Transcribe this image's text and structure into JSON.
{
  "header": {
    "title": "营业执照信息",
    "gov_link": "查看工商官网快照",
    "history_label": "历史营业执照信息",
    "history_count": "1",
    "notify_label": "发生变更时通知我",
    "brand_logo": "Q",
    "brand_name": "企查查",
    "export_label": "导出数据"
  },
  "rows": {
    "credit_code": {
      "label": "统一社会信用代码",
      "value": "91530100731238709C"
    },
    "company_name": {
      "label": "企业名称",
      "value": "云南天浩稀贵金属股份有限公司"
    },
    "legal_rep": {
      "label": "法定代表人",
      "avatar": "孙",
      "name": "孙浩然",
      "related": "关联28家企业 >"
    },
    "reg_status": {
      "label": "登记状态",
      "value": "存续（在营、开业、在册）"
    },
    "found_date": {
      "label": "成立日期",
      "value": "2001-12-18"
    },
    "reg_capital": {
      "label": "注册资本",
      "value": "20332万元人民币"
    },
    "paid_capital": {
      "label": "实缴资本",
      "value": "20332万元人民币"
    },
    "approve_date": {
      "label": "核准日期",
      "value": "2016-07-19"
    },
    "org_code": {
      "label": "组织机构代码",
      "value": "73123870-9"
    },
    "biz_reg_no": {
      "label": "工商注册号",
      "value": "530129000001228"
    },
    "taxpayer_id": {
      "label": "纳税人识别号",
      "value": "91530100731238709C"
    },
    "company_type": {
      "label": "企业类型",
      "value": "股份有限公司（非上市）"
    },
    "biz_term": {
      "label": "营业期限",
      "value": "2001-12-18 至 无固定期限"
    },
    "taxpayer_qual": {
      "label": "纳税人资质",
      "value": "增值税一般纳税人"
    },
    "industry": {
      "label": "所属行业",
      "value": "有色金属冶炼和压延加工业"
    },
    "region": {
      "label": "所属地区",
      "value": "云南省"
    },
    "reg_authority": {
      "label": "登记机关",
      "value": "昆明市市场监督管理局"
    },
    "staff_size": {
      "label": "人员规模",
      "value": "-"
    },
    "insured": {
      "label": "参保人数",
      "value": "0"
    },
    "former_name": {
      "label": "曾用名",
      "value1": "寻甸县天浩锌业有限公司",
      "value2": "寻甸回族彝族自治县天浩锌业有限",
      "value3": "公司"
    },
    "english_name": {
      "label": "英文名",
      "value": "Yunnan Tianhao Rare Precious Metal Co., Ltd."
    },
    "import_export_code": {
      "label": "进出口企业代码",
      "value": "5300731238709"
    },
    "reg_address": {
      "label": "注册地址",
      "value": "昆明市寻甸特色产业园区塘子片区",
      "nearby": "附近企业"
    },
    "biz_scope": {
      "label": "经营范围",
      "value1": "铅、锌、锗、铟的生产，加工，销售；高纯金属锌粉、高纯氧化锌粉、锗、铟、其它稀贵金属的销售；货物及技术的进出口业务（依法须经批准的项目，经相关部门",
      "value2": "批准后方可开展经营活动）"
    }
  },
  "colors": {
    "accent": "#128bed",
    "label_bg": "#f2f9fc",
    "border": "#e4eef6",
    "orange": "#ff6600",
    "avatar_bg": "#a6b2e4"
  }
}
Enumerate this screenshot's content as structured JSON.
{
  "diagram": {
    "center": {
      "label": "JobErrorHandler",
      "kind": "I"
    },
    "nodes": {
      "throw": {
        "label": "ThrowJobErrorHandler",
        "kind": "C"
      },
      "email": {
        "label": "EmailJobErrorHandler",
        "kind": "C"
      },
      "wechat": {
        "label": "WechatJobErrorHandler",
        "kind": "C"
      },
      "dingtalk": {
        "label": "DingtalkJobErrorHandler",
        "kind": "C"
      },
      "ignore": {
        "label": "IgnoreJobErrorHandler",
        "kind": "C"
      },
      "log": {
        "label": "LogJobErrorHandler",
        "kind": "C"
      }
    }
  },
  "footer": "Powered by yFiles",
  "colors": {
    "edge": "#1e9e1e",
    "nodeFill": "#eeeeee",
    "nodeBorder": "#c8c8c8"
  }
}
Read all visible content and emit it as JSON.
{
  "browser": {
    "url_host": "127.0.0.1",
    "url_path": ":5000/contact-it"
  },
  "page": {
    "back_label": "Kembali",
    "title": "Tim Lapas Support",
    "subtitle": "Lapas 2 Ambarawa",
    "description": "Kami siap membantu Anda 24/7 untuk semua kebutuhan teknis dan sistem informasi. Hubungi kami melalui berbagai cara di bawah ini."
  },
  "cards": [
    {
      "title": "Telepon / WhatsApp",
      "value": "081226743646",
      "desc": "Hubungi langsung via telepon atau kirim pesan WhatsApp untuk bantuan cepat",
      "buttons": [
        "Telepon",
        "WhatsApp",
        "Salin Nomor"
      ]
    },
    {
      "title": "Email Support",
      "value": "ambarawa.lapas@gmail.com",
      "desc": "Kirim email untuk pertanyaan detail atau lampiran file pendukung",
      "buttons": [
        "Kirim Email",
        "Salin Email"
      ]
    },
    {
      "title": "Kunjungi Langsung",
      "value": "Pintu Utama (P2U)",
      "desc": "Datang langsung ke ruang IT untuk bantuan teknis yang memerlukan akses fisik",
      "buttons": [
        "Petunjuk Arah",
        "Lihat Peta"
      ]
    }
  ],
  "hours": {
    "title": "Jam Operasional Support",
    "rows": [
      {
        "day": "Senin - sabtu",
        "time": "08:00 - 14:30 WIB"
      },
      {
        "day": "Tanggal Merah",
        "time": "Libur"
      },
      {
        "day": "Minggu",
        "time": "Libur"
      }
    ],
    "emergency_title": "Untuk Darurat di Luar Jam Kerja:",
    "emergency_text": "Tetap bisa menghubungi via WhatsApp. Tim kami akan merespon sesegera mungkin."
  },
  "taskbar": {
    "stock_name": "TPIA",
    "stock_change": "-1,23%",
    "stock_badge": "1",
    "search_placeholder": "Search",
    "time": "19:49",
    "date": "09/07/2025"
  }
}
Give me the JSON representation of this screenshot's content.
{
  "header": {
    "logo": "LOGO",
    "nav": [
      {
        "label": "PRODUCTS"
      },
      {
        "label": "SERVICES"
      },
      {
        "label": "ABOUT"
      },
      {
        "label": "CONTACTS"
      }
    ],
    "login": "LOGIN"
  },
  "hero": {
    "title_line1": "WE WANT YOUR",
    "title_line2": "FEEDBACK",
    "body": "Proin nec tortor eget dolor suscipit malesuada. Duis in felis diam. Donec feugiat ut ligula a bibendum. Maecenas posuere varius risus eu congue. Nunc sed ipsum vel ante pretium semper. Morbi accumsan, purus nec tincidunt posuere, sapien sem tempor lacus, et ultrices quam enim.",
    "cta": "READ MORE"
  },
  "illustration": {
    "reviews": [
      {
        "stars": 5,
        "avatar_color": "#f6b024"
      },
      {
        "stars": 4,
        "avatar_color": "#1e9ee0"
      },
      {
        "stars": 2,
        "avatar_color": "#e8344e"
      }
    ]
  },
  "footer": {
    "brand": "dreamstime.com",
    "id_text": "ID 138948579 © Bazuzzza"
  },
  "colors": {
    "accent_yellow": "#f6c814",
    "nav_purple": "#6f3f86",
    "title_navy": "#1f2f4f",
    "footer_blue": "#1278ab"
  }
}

§

Report each line in the preceding entries that holds the string "content".

Enumerate this screenshot's content as structured JSON.
Read all visible content and emit it as JSON.
Give me the JSON representation of this screenshot's content.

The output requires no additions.